##### 抜粋

カウンターパーティ(Counterparty)とは?コインを償却することで独自トークンを発行できる仮想通貨を解説。
近年、ビットコイン(Bitcoin/BTC)にペッグした仮想通貨が多く発行されています。
その先駆けとなったコイン、カウンターパーティ(Counterparty/XCP)では、ビットコインをバーン(償却)することで、その価値を維持している仕組みです。
この記事では、カウンターパーティの概要や、独自トークンの発行をはじめとする数々の特徴、そして将来性について、詳しく解説します。
目次
カウンターパーティは金融プラットフォーム
カウンターパーティとは、2014年1月に運営を開始した、分散型の金融プラットフォームです。
開発やプロモーションは、カウンターパーティ財団という非営利団体が担当しており、創設者であるロビー・ダーモディ氏も開発に参加しています。
カウンターパーティとはプラットフォームおよびシステムの総称であり、ブロックチェーン上においては「XCP」という単位の仮想通貨が流通。
また、プラットフォームはオープンソースで開発されており、発行の主体となる組織は存在しないため、誰でも発行に携わることが可能です。
カウンターパーティは、仮想通貨市場ランキングにおいて第1位に君臨する、ビットコインのブロックチェーン上に作られており、「ビットコイン2.0」と呼ばれるプロジェクトの1つです。
ビットコイン2.0には、他にも「Omni」などのプロジェクトが存在しますが、カウンターパーティはその中で最も実績があり、注目されています。
2021年12月現在、カウンターパーティは1XCP=2,220円前後で取り引きされており、時価総額は約57億円、仮想通貨の市場ランキングでは第634位の規模を保持しています。
独自トークンを発行できるカウンターパーティ
カウンターパーティの最大の特徴は、ビットコインのブロックチェーンを利用して、オリジナルのトークンを簡単に発行できることです。

##########

* _練習問題 A_
データの行から、「scrollbar」という文字列を含むものをすべて抜き出してください。
抜粋とデータの行は、内容の上で互いに関係がありません。

##### 課題用データ

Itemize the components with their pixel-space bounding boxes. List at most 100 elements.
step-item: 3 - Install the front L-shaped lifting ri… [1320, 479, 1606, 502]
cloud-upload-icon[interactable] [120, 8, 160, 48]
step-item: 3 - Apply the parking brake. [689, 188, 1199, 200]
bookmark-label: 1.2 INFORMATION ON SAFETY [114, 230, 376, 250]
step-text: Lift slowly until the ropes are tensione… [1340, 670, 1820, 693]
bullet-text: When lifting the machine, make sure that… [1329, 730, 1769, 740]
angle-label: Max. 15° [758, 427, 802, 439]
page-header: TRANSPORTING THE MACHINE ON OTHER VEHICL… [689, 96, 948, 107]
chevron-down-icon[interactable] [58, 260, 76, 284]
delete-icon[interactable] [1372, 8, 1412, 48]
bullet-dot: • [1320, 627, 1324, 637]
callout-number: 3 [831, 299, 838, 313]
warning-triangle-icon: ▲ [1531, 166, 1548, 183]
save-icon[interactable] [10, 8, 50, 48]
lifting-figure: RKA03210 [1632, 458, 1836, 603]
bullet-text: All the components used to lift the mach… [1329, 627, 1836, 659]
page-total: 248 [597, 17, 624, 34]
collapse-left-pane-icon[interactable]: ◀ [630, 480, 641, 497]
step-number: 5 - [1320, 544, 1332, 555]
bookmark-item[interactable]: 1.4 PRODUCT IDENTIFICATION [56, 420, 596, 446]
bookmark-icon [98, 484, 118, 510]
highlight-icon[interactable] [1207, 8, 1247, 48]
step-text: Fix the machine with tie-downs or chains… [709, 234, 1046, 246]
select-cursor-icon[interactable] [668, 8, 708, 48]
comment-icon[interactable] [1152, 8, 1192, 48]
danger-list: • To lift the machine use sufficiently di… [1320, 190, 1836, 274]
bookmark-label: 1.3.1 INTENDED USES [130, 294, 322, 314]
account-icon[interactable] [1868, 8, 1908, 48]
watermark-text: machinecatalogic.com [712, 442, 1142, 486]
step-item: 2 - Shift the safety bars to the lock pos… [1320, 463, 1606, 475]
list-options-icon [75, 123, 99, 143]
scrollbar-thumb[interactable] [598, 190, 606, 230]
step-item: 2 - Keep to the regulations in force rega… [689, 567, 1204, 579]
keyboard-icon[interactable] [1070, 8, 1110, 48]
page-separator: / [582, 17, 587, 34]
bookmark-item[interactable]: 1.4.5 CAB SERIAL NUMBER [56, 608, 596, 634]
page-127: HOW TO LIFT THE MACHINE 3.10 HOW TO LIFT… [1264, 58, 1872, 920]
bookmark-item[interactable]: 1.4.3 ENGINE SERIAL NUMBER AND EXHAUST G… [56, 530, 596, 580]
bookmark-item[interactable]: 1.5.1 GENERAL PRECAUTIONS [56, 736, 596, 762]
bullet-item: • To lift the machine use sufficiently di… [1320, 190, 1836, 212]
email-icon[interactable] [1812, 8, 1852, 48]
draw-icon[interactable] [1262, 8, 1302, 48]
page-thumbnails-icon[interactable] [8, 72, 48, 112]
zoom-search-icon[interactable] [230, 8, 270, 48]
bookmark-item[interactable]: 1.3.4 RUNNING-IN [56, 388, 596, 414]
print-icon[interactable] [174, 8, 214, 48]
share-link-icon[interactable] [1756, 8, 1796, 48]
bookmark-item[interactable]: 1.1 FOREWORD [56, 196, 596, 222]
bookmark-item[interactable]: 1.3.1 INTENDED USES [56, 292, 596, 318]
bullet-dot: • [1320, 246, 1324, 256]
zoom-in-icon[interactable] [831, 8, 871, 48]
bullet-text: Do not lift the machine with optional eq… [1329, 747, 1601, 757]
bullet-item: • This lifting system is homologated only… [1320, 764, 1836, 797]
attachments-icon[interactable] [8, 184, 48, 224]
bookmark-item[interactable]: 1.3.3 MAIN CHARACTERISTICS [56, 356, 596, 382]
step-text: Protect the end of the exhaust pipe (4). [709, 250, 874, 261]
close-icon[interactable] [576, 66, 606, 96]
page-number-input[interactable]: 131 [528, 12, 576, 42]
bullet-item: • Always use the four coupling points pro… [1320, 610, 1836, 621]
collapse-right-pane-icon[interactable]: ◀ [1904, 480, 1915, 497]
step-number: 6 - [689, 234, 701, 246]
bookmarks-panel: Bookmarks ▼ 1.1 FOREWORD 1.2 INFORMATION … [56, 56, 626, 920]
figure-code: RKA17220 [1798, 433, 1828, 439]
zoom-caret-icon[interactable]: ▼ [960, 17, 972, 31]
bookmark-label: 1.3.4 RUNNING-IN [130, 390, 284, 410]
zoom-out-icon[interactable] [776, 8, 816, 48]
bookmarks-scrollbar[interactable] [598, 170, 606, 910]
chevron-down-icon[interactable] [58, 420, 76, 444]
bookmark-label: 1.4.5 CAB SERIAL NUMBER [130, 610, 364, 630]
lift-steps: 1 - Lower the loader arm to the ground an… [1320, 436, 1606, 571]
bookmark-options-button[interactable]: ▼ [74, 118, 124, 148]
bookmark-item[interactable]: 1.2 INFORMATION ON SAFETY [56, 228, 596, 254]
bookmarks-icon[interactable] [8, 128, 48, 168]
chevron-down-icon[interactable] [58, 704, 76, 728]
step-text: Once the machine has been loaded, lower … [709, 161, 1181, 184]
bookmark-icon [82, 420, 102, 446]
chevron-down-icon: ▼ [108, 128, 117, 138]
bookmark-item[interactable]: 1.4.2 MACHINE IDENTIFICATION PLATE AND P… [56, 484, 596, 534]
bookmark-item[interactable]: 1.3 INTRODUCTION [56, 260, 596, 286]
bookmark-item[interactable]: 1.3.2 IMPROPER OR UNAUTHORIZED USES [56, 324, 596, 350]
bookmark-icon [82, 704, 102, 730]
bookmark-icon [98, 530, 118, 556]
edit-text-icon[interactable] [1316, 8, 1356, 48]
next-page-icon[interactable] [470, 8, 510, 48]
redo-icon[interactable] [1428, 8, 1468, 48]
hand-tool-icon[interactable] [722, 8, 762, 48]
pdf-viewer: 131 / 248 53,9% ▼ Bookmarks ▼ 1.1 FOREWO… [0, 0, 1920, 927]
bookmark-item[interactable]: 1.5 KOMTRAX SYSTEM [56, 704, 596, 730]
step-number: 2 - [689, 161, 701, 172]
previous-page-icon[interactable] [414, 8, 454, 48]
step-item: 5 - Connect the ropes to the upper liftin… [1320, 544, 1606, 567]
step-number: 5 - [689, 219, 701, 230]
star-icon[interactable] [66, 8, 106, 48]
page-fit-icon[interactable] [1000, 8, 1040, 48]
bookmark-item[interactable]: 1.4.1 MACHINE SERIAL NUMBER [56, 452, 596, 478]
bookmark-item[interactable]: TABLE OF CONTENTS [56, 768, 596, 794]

##########

* _練習問題 B_
次の(i)〜(iii)の記述は、カウンターパーティについての抜粋の内容と合っていますか。それぞれ「はい」か「いいえ」で答え、判断の決め手となる抜粋中の語句を原文のまま引用してください。
(i) カウンターパーティは2014年1月に運営を開始した。
(ii) カウンターパーティには、発行の主体となる組織が存在する。
(iii) 2021年12月現在、カウンターパーティは仮想通貨の市場ランキングで第634位である。

* _解答 A_
scrollbar-thumb[interactable] [598, 190, 606, 230]
bookmarks-scrollbar[interactable] [598, 170, 606, 910]

* _解答 B_
(i) はい。「2014年1月に運営を開始した、分散型の金融プラットフォームです」
(ii) いいえ。「発行の主体となる組織は存在しないため」
(iii) はい。「仮想通貨の市場ランキングでは第634位の規模を保持しています」